--- START PROVIDED MATERIAL ---

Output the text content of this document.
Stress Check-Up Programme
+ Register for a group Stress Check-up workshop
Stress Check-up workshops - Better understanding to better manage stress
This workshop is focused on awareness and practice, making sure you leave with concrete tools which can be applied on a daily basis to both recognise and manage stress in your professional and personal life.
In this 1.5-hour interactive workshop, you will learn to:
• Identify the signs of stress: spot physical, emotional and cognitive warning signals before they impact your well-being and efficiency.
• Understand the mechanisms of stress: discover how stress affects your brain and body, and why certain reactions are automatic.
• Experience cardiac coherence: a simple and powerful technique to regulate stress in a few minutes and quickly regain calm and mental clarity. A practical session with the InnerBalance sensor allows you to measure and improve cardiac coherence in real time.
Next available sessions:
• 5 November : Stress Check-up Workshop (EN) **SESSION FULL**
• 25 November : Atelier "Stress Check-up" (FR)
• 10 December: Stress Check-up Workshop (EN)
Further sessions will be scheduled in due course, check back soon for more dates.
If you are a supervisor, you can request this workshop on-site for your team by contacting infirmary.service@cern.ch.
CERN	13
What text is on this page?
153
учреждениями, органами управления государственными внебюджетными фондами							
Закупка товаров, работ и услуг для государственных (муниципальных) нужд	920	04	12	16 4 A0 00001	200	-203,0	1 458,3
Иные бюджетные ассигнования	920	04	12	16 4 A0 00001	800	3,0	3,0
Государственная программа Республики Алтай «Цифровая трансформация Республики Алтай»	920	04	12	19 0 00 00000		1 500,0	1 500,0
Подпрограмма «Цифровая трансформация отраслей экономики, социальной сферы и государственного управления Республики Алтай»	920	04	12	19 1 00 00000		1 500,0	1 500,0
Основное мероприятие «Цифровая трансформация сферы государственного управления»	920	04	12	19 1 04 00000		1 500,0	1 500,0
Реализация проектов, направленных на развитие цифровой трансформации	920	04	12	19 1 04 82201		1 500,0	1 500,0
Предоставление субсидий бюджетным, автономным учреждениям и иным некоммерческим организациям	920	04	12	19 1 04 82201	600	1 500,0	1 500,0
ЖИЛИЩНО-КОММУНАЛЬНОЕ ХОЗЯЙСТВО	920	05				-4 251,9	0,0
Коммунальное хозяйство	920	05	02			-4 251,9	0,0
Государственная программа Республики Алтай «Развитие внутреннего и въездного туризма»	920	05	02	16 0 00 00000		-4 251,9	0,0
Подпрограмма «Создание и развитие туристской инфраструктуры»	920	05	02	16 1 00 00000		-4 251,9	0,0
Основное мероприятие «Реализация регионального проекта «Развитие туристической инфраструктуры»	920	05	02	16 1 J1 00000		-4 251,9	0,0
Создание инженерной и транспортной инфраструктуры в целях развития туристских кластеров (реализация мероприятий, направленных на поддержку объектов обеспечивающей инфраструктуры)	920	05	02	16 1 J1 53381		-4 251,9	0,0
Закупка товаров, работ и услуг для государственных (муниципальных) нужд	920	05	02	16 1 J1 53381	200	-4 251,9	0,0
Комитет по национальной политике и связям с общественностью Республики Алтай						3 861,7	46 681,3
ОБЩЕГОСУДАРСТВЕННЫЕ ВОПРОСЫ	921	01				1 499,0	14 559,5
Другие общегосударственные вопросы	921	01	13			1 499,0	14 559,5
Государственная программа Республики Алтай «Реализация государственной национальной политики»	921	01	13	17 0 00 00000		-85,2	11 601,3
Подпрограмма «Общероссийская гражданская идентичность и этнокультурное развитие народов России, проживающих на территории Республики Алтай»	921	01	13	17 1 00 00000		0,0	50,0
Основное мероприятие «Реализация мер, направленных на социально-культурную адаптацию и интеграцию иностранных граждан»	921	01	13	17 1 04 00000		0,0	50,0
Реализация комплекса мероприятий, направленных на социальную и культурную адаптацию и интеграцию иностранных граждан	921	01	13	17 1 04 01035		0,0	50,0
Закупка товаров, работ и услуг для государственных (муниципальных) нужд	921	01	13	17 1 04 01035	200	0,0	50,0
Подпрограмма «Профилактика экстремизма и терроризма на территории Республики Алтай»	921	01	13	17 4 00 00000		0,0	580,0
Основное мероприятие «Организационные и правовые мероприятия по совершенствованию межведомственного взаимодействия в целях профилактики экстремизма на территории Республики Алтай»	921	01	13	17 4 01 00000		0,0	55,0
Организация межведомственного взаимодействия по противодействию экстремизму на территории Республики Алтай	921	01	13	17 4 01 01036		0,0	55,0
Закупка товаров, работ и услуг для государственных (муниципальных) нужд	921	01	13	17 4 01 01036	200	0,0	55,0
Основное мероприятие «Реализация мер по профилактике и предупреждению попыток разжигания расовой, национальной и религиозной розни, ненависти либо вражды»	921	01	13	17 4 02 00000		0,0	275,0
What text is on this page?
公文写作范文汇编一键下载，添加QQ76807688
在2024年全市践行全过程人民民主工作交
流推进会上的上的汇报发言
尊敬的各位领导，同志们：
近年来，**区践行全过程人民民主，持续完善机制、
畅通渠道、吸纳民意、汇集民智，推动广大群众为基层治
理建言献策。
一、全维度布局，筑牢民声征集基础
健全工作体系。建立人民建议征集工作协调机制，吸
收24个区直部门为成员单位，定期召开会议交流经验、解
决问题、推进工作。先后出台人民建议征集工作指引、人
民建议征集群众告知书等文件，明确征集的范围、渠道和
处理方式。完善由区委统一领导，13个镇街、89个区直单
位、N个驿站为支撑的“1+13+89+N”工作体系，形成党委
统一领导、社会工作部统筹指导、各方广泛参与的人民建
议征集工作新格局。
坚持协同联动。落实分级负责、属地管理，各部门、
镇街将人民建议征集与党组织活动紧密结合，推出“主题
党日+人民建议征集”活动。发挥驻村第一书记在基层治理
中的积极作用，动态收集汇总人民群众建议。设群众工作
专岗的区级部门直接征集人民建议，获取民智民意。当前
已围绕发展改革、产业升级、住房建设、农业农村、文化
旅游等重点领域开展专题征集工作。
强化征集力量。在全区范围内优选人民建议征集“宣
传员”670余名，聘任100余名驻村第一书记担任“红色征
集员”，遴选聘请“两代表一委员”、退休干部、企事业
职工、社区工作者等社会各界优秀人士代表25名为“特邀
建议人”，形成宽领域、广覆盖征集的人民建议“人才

--- END PROVIDED MATERIAL ---

### INSTRUCTIONS FOR THE TASK:
Report how many lines in the data contain the word "трансформация", with no words besides the number.

### CORRECT ANSWER:
3